● EXERCISE GOAL
Copy out the lines from the one that contains "lesson-cell xyxy=(52,751,118,811)" through the one that contains "table-row xyxy=(52,424,710,450)", reproducing each line exactly as it appears.

● MATERIAL SHOWN
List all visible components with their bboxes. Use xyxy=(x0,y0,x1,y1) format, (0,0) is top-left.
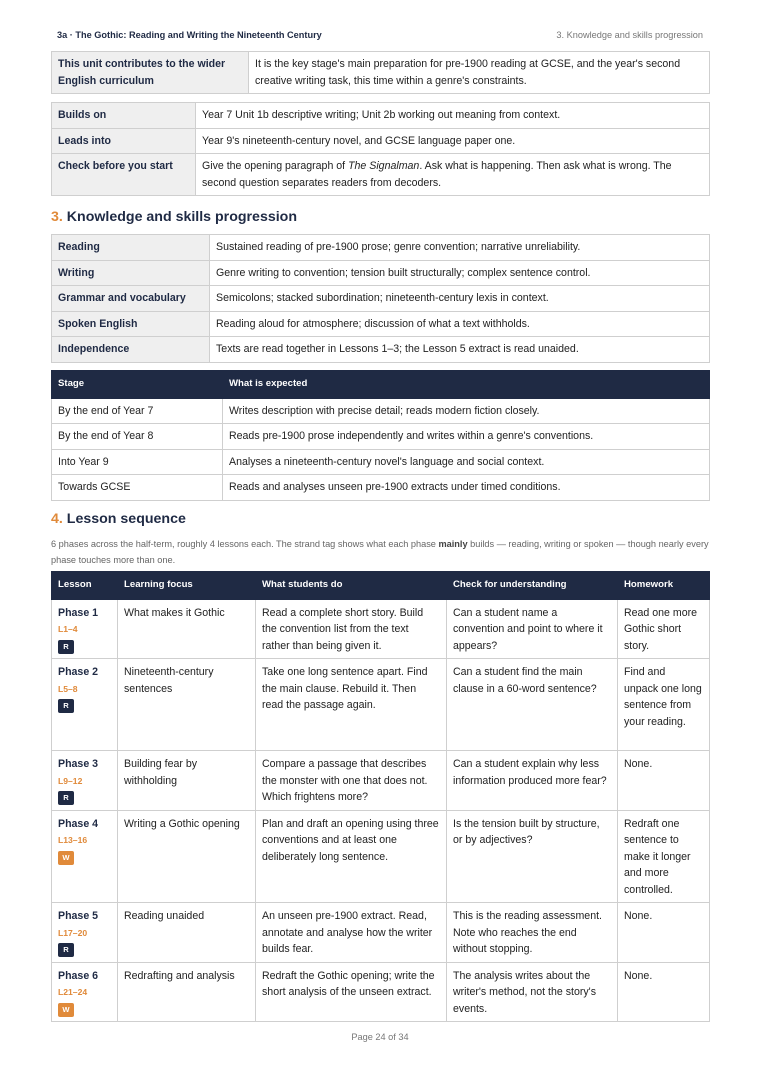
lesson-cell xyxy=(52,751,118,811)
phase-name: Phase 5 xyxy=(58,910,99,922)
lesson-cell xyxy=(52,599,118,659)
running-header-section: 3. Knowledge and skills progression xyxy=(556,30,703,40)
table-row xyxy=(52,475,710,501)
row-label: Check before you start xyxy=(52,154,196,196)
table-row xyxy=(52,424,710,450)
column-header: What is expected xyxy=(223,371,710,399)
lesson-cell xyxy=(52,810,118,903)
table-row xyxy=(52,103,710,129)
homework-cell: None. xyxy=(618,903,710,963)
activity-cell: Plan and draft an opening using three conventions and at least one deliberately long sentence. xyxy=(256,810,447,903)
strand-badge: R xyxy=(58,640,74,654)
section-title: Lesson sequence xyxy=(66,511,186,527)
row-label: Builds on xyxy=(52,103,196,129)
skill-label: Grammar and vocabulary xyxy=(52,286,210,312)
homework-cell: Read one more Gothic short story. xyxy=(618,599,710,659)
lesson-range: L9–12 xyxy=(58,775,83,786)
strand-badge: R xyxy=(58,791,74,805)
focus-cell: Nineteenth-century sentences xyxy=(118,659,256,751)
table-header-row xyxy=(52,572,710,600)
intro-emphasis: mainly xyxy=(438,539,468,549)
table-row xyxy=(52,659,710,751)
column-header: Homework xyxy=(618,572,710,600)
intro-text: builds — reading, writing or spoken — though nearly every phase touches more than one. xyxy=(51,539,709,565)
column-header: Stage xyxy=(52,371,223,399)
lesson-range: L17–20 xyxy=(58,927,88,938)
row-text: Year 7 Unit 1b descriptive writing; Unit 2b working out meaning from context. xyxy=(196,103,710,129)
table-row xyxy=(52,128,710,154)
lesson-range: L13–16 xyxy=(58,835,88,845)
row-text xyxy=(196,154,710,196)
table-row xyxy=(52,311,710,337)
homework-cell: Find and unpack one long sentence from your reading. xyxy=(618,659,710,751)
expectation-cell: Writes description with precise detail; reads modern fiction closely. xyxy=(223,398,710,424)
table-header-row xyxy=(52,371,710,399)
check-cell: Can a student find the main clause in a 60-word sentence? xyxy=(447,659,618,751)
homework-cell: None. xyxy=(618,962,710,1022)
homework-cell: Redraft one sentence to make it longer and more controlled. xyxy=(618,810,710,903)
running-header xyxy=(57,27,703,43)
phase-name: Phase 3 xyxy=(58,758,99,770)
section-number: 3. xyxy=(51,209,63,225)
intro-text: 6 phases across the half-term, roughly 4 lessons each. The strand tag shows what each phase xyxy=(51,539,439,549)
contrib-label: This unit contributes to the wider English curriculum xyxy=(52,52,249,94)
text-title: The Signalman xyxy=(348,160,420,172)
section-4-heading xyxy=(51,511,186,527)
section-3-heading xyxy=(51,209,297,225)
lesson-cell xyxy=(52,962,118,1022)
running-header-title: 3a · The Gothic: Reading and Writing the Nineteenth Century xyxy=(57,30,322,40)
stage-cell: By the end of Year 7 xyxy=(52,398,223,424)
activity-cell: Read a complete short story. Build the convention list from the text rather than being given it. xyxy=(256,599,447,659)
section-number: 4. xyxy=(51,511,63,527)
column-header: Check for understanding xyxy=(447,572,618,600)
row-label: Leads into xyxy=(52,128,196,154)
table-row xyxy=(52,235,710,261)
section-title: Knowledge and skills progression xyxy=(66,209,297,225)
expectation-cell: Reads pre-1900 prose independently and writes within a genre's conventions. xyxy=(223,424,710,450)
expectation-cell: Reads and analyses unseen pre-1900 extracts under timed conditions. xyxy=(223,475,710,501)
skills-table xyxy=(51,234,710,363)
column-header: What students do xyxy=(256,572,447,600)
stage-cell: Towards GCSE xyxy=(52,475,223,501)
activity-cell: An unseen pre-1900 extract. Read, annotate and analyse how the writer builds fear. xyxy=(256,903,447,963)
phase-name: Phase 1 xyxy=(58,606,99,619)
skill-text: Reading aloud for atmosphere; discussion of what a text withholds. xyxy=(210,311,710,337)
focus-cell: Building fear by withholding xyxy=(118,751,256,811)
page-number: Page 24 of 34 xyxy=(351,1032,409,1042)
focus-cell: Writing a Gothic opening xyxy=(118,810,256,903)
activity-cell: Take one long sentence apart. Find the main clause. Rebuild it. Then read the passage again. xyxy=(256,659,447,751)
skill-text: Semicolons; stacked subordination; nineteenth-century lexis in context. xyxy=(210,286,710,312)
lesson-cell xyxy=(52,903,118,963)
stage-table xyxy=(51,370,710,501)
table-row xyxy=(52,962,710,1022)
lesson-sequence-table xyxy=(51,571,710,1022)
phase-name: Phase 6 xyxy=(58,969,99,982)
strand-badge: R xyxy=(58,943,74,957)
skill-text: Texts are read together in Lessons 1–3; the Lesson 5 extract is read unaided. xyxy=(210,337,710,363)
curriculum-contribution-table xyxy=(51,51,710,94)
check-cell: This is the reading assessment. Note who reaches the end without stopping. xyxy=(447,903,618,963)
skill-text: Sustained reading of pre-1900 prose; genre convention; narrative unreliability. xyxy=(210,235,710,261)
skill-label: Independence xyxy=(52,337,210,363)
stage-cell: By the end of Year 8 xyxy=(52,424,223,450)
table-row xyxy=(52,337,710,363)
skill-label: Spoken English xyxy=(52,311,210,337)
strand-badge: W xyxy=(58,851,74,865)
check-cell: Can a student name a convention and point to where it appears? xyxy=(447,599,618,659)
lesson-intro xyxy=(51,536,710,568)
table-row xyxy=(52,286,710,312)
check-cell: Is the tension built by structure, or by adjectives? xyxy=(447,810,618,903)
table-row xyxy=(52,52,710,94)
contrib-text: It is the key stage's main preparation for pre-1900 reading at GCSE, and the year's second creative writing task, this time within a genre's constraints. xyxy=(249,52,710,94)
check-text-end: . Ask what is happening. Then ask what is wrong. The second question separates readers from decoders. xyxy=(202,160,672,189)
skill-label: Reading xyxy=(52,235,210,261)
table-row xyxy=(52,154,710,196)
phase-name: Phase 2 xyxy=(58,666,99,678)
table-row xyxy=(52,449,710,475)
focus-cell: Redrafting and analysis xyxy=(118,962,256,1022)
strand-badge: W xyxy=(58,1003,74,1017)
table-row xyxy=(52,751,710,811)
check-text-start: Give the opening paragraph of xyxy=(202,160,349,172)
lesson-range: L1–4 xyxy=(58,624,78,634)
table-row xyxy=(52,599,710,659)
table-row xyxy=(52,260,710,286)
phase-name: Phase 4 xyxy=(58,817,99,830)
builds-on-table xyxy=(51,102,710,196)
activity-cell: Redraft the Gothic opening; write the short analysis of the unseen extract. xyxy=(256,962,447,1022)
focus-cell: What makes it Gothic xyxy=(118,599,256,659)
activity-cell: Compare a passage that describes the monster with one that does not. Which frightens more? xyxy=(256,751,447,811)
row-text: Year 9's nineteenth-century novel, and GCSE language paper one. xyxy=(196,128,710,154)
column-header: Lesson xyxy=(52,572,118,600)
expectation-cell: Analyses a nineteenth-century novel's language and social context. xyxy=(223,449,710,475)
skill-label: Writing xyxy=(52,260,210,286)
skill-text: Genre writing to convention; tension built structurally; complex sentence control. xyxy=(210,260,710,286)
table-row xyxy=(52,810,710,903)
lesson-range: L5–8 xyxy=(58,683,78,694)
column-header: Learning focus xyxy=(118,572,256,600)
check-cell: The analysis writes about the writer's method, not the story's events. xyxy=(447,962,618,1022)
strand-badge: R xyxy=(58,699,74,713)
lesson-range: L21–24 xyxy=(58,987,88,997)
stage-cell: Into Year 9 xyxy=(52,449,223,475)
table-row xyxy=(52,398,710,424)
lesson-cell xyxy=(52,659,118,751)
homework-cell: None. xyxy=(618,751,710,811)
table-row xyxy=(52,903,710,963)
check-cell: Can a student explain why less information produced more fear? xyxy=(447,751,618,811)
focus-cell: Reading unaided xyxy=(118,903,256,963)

● OUTPUT OF THE TASK
lesson-cell xyxy=(52,751,118,811)
phase-name: Phase 5 xyxy=(58,910,99,922)
lesson-cell xyxy=(52,599,118,659)
running-header-section: 3. Knowledge and skills progression xyxy=(556,30,703,40)
table-row xyxy=(52,475,710,501)
row-label: Check before you start xyxy=(52,154,196,196)
table-row xyxy=(52,424,710,450)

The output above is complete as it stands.